Entries from a visual dataset:
----------------------------------------
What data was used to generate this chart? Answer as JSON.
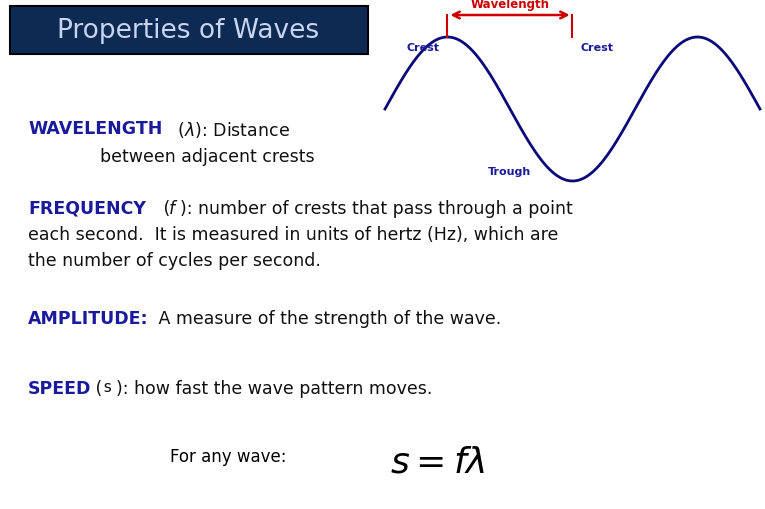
{
  "title": "Properties of Waves",
  "title_bg_color": "#0d2b52",
  "title_text_color": "#c8d4f0",
  "body_bg_color": "#ffffff",
  "wave_color": "#0a0a7a",
  "wavelength_arrow_color": "#cc0000",
  "label_color": "#1a1a9c",
  "dark_blue": "#1a1a9c",
  "crest_label": "Crest",
  "trough_label": "Trough",
  "wavelength_label": "Wavelength"
}
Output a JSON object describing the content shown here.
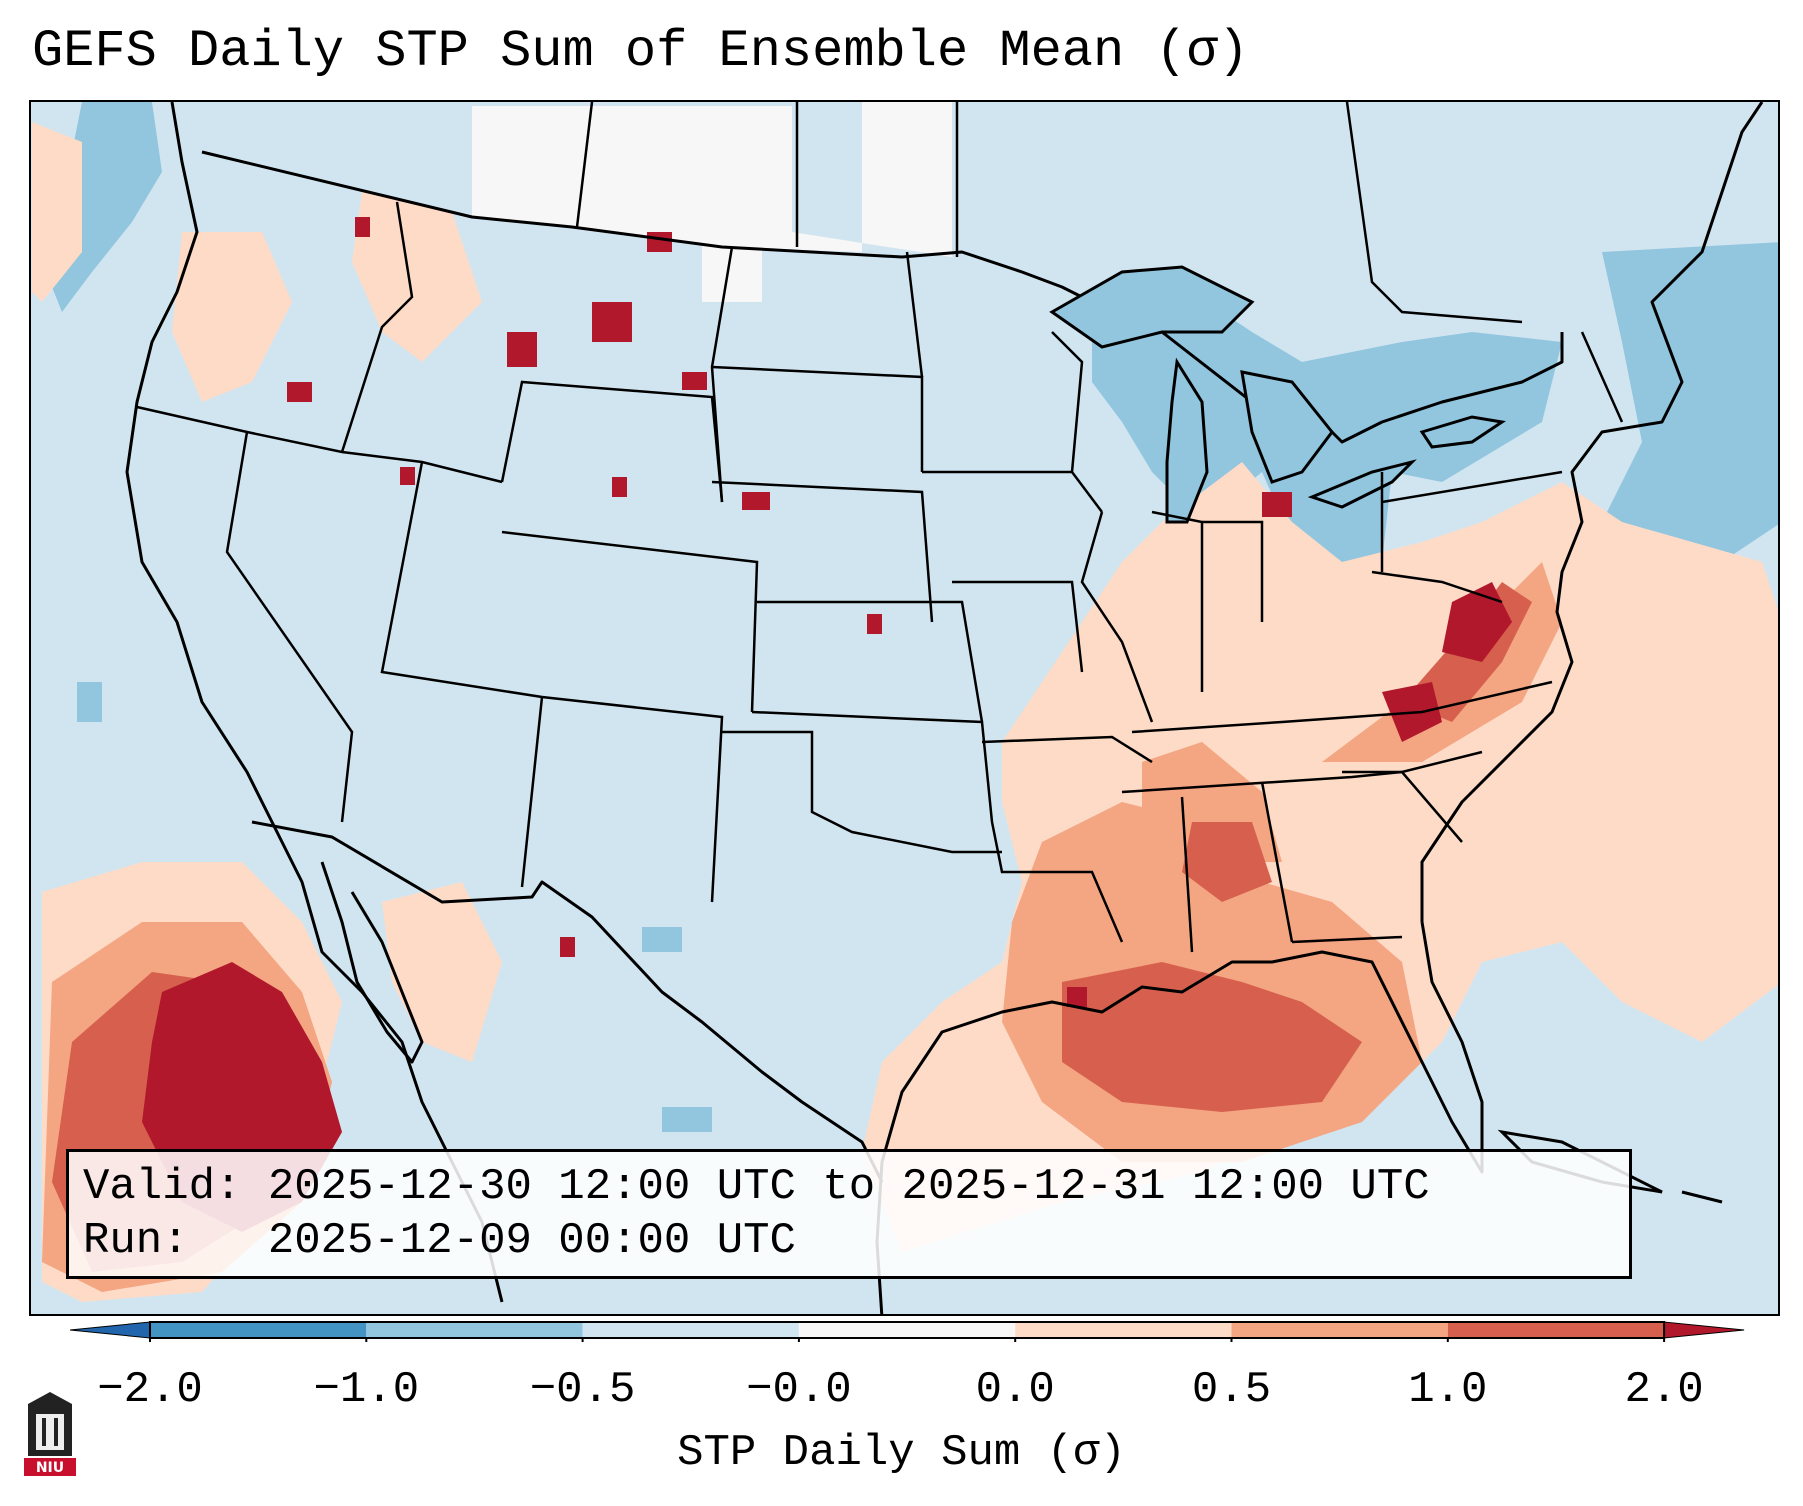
{
  "title": "GEFS Daily STP Sum of Ensemble Mean (σ)",
  "info": {
    "valid_label": "Valid:",
    "valid_text": "2025-12-30 12:00 UTC to 2025-12-31 12:00 UTC",
    "run_label": "Run:",
    "run_text": "2025-12-09 00:00 UTC"
  },
  "colorbar": {
    "label": "STP Daily Sum (σ)",
    "ticks": [
      "−2.0",
      "−1.0",
      "−0.5",
      "−0.0",
      "0.0",
      "0.5",
      "1.0",
      "2.0"
    ],
    "bins": [
      {
        "from": -2.0,
        "to": -1.0,
        "color": "#4393c3"
      },
      {
        "from": -1.0,
        "to": -0.5,
        "color": "#92c5de"
      },
      {
        "from": -0.5,
        "to": -0.0,
        "color": "#d1e5f0"
      },
      {
        "from": -0.0,
        "to": 0.0,
        "color": "#f7f7f7"
      },
      {
        "from": 0.0,
        "to": 0.5,
        "color": "#fddbc7"
      },
      {
        "from": 0.5,
        "to": 1.0,
        "color": "#f4a582"
      },
      {
        "from": 1.0,
        "to": 2.0,
        "color": "#d6604d"
      }
    ],
    "under_color": "#2166ac",
    "over_color": "#b2182b"
  },
  "map": {
    "background_color": "#d1e5f0",
    "outline_color": "#000000",
    "domain": "CONUS"
  },
  "logo": {
    "text": "NIU",
    "color": "#c8102e"
  }
}
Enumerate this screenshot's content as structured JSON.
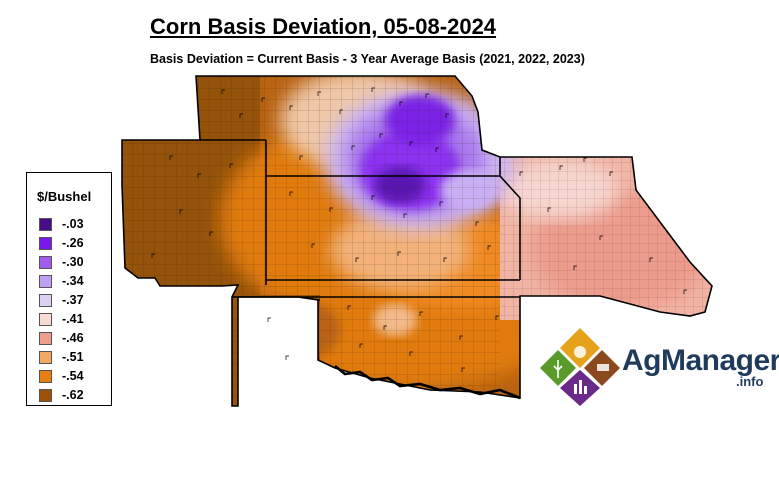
{
  "title": "Corn Basis Deviation, 05-08-2024",
  "subtitle": "Basis Deviation = Current Basis - 3 Year Average Basis (2021, 2022, 2023)",
  "legend": {
    "title": "$/Bushel",
    "items": [
      {
        "label": "-.03",
        "color": "#4a0a8c"
      },
      {
        "label": "-.26",
        "color": "#7b16ee"
      },
      {
        "label": "-.30",
        "color": "#a45af0"
      },
      {
        "label": "-.34",
        "color": "#bfa0f0"
      },
      {
        "label": "-.37",
        "color": "#ddd0f4"
      },
      {
        "label": "-.41",
        "color": "#f6dcd2"
      },
      {
        "label": "-.46",
        "color": "#ef9e8c"
      },
      {
        "label": "-.51",
        "color": "#f3a866"
      },
      {
        "label": "-.54",
        "color": "#e87e10"
      },
      {
        "label": "-.62",
        "color": "#9e5008"
      }
    ]
  },
  "logo": {
    "name": "AgManager",
    "suffix": ".info"
  }
}
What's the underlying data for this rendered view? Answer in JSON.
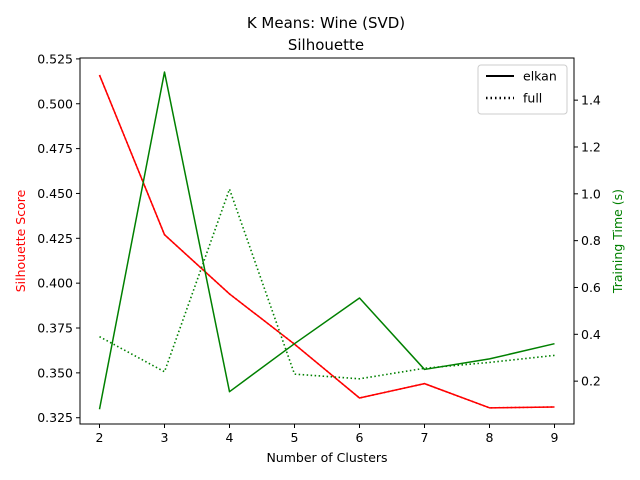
{
  "chart_data": {
    "type": "line",
    "title": "K Means: Wine (SVD)",
    "subtitle": "Silhouette",
    "xlabel": "Number of Clusters",
    "ylabel_left": "Silhouette Score",
    "ylabel_right": "Training Time (s)",
    "x": [
      2,
      3,
      4,
      5,
      6,
      7,
      8,
      9
    ],
    "x_ticks": [
      "2",
      "3",
      "4",
      "5",
      "6",
      "7",
      "8",
      "9"
    ],
    "xlim": [
      1.7,
      9.3
    ],
    "ylim_left": [
      0.3215,
      0.5255
    ],
    "ylim_right": [
      0.017,
      1.58
    ],
    "y_ticks_left": [
      "0.325",
      "0.350",
      "0.375",
      "0.400",
      "0.425",
      "0.450",
      "0.475",
      "0.500",
      "0.525"
    ],
    "y_ticks_right": [
      "0.2",
      "0.4",
      "0.6",
      "0.8",
      "1.0",
      "1.2",
      "1.4"
    ],
    "left_color": "#ff0000",
    "right_color": "#008000",
    "grid": false,
    "legend_position": "top-right",
    "legend": [
      {
        "label": "elkan",
        "style": "solid"
      },
      {
        "label": "full",
        "style": "dotted"
      }
    ],
    "series": [
      {
        "axis": "left",
        "style": "solid",
        "color": "#ff0000",
        "values": [
          0.516,
          0.427,
          0.394,
          0.366,
          0.336,
          0.344,
          0.3305,
          0.331
        ]
      },
      {
        "axis": "left",
        "style": "dotted",
        "color": "#ff0000",
        "values": [
          0.516,
          0.427,
          0.394,
          0.366,
          0.336,
          0.344,
          0.3305,
          0.331
        ]
      },
      {
        "axis": "right",
        "style": "solid",
        "color": "#008000",
        "values": [
          0.08,
          1.52,
          0.155,
          0.36,
          0.555,
          0.25,
          0.295,
          0.36
        ]
      },
      {
        "axis": "right",
        "style": "dotted",
        "color": "#008000",
        "values": [
          0.39,
          0.24,
          1.02,
          0.23,
          0.21,
          0.255,
          0.28,
          0.31
        ]
      }
    ]
  }
}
----------------------------------------
All of the data above should be quoted exactly, except for the pictures.

What data was used to generate this chart? Answer as JSON.
{
  "title": "Properties of Waves",
  "title_bg_color": "#0d2b52",
  "title_text_color": "#c8d4f0",
  "body_bg_color": "#ffffff",
  "wave_color": "#0a0a7a",
  "wavelength_arrow_color": "#cc0000",
  "label_color": "#1a1a9c",
  "dark_blue": "#1a1a9c",
  "crest_label": "Crest",
  "trough_label": "Trough",
  "wavelength_label": "Wavelength"
}
Output a JSON object describing the content shown here.
{
  "title": "GEFS Daily STP Sum of Ensemble Mean (σ)",
  "info": {
    "valid_label": "Valid:",
    "valid_text": "2025-12-30 12:00 UTC to 2025-12-31 12:00 UTC",
    "run_label": "Run:",
    "run_text": "2025-12-09 00:00 UTC"
  },
  "colorbar": {
    "label": "STP Daily Sum (σ)",
    "ticks": [
      "−2.0",
      "−1.0",
      "−0.5",
      "−0.0",
      "0.0",
      "0.5",
      "1.0",
      "2.0"
    ],
    "bins": [
      {
        "from": -2.0,
        "to": -1.0,
        "color": "#4393c3"
      },
      {
        "from": -1.0,
        "to": -0.5,
        "color": "#92c5de"
      },
      {
        "from": -0.5,
        "to": -0.0,
        "color": "#d1e5f0"
      },
      {
        "from": -0.0,
        "to": 0.0,
        "color": "#f7f7f7"
      },
      {
        "from": 0.0,
        "to": 0.5,
        "color": "#fddbc7"
      },
      {
        "from": 0.5,
        "to": 1.0,
        "color": "#f4a582"
      },
      {
        "from": 1.0,
        "to": 2.0,
        "color": "#d6604d"
      }
    ],
    "under_color": "#2166ac",
    "over_color": "#b2182b"
  },
  "map": {
    "background_color": "#d1e5f0",
    "outline_color": "#000000",
    "domain": "CONUS"
  },
  "logo": {
    "text": "NIU",
    "color": "#c8102e"
  }
}
Enumerate this screenshot's content as structured JSON.
{
  "title": "Corn Basis Deviation, 05-08-2024",
  "subtitle": "Basis Deviation = Current Basis - 3 Year Average Basis (2021, 2022, 2023)",
  "legend": {
    "title": "$/Bushel",
    "items": [
      {
        "label": "-.03",
        "color": "#4a0a8c"
      },
      {
        "label": "-.26",
        "color": "#7b16ee"
      },
      {
        "label": "-.30",
        "color": "#a45af0"
      },
      {
        "label": "-.34",
        "color": "#bfa0f0"
      },
      {
        "label": "-.37",
        "color": "#ddd0f4"
      },
      {
        "label": "-.41",
        "color": "#f6dcd2"
      },
      {
        "label": "-.46",
        "color": "#ef9e8c"
      },
      {
        "label": "-.51",
        "color": "#f3a866"
      },
      {
        "label": "-.54",
        "color": "#e87e10"
      },
      {
        "label": "-.62",
        "color": "#9e5008"
      }
    ]
  },
  "logo": {
    "name": "AgManager",
    "suffix": ".info"
  }
}
What's the underlying data for this rendered view? Answer in JSON.
{
  "chart_data": {
    "type": "line",
    "title": "K Means: Wine (SVD)",
    "subtitle": "Silhouette",
    "xlabel": "Number of Clusters",
    "ylabel_left": "Silhouette Score",
    "ylabel_right": "Training Time (s)",
    "x": [
      2,
      3,
      4,
      5,
      6,
      7,
      8,
      9
    ],
    "x_ticks": [
      "2",
      "3",
      "4",
      "5",
      "6",
      "7",
      "8",
      "9"
    ],
    "xlim": [
      1.7,
      9.3
    ],
    "ylim_left": [
      0.3215,
      0.5255
    ],
    "ylim_right": [
      0.017,
      1.58
    ],
    "y_ticks_left": [
      "0.325",
      "0.350",
      "0.375",
      "0.400",
      "0.425",
      "0.450",
      "0.475",
      "0.500",
      "0.525"
    ],
    "y_ticks_right": [
      "0.2",
      "0.4",
      "0.6",
      "0.8",
      "1.0",
      "1.2",
      "1.4"
    ],
    "left_color": "#ff0000",
    "right_color": "#008000",
    "grid": false,
    "legend_position": "top-right",
    "legend": [
      {
        "label": "elkan",
        "style": "solid"
      },
      {
        "label": "full",
        "style": "dotted"
      }
    ],
    "series": [
      {
        "axis": "left",
        "style": "solid",
        "color": "#ff0000",
        "values": [
          0.516,
          0.427,
          0.394,
          0.366,
          0.336,
          0.344,
          0.3305,
          0.331
        ]
      },
      {
        "axis": "left",
        "style": "dotted",
        "color": "#ff0000",
        "values": [
          0.516,
          0.427,
          0.394,
          0.366,
          0.336,
          0.344,
          0.3305,
          0.331
        ]
      },
      {
        "axis": "right",
        "style": "solid",
        "color": "#008000",
        "values": [
          0.08,
          1.52,
          0.155,
          0.36,
          0.555,
          0.25,
          0.295,
          0.36
        ]
      },
      {
        "axis": "right",
        "style": "dotted",
        "color": "#008000",
        "values": [
          0.39,
          0.24,
          1.02,
          0.23,
          0.21,
          0.255,
          0.28,
          0.31
        ]
      }
    ]
  }
}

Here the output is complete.